> _WORK INSTRUCTIONS_
Could you write out the records below exactly as they appear?
++++++
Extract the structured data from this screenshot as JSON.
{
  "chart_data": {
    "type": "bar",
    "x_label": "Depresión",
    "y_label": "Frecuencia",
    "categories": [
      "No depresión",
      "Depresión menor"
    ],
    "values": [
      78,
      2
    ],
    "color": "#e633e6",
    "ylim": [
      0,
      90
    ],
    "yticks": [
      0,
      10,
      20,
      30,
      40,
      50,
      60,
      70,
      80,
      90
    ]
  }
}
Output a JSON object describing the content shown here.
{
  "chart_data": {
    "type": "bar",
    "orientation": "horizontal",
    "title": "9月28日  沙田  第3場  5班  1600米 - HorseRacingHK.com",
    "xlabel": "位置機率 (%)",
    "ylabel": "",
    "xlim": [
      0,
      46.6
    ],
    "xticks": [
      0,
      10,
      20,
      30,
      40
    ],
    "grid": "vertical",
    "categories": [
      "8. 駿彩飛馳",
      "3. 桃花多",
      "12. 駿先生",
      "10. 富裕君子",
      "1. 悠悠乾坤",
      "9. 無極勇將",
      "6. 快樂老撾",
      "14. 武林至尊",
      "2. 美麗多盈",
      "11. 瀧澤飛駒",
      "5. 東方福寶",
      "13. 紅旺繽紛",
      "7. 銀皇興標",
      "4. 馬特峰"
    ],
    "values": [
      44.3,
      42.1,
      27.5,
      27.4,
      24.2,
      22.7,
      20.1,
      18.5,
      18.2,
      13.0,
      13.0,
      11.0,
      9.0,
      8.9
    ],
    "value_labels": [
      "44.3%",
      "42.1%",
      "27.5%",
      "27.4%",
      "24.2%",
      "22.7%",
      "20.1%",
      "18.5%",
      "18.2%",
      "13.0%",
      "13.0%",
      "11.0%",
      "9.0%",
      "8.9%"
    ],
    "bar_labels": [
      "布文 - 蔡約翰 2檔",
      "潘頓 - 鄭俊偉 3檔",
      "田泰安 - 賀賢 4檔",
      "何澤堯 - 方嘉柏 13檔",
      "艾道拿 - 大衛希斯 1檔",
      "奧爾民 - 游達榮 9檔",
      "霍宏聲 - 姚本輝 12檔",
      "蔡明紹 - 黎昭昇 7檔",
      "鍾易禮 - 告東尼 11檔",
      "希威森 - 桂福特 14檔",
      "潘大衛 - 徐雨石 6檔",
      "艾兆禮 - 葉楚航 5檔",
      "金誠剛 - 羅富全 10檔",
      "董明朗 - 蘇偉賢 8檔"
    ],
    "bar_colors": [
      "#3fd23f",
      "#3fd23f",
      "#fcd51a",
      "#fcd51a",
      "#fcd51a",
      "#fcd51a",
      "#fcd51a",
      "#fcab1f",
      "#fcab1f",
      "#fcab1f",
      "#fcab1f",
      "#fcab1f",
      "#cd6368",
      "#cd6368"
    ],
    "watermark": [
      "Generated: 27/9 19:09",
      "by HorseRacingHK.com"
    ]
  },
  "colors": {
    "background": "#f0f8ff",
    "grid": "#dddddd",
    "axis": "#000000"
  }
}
++++++
> _COMPLETE OUTPUT_
Extract the structured data from this screenshot as JSON.
{
  "chart_data": {
    "type": "bar",
    "x_label": "Depresión",
    "y_label": "Frecuencia",
    "categories": [
      "No depresión",
      "Depresión menor"
    ],
    "values": [
      78,
      2
    ],
    "color": "#e633e6",
    "ylim": [
      0,
      90
    ],
    "yticks": [
      0,
      10,
      20,
      30,
      40,
      50,
      60,
      70,
      80,
      90
    ]
  }
}
Output a JSON object describing the content shown here.
{
  "chart_data": {
    "type": "bar",
    "orientation": "horizontal",
    "title": "9月28日  沙田  第3場  5班  1600米 - HorseRacingHK.com",
    "xlabel": "位置機率 (%)",
    "ylabel": "",
    "xlim": [
      0,
      46.6
    ],
    "xticks": [
      0,
      10,
      20,
      30,
      40
    ],
    "grid": "vertical",
    "categories": [
      "8. 駿彩飛馳",
      "3. 桃花多",
      "12. 駿先生",
      "10. 富裕君子",
      "1. 悠悠乾坤",
      "9. 無極勇將",
      "6. 快樂老撾",
      "14. 武林至尊",
      "2. 美麗多盈",
      "11. 瀧澤飛駒",
      "5. 東方福寶",
      "13. 紅旺繽紛",
      "7. 銀皇興標",
      "4. 馬特峰"
    ],
    "values": [
      44.3,
      42.1,
      27.5,
      27.4,
      24.2,
      22.7,
      20.1,
      18.5,
      18.2,
      13.0,
      13.0,
      11.0,
      9.0,
      8.9
    ],
    "value_labels": [
      "44.3%",
      "42.1%",
      "27.5%",
      "27.4%",
      "24.2%",
      "22.7%",
      "20.1%",
      "18.5%",
      "18.2%",
      "13.0%",
      "13.0%",
      "11.0%",
      "9.0%",
      "8.9%"
    ],
    "bar_labels": [
      "布文 - 蔡約翰 2檔",
      "潘頓 - 鄭俊偉 3檔",
      "田泰安 - 賀賢 4檔",
      "何澤堯 - 方嘉柏 13檔",
      "艾道拿 - 大衛希斯 1檔",
      "奧爾民 - 游達榮 9檔",
      "霍宏聲 - 姚本輝 12檔",
      "蔡明紹 - 黎昭昇 7檔",
      "鍾易禮 - 告東尼 11檔",
      "希威森 - 桂福特 14檔",
      "潘大衛 - 徐雨石 6檔",
      "艾兆禮 - 葉楚航 5檔",
      "金誠剛 - 羅富全 10檔",
      "董明朗 - 蘇偉賢 8檔"
    ],
    "bar_colors": [
      "#3fd23f",
      "#3fd23f",
      "#fcd51a",
      "#fcd51a",
      "#fcd51a",
      "#fcd51a",
      "#fcd51a",
      "#fcab1f",
      "#fcab1f",
      "#fcab1f",
      "#fcab1f",
      "#fcab1f",
      "#cd6368",
      "#cd6368"
    ],
    "watermark": [
      "Generated: 27/9 19:09",
      "by HorseRacingHK.com"
    ]
  },
  "colors": {
    "background": "#f0f8ff",
    "grid": "#dddddd",
    "axis": "#000000"
  }
}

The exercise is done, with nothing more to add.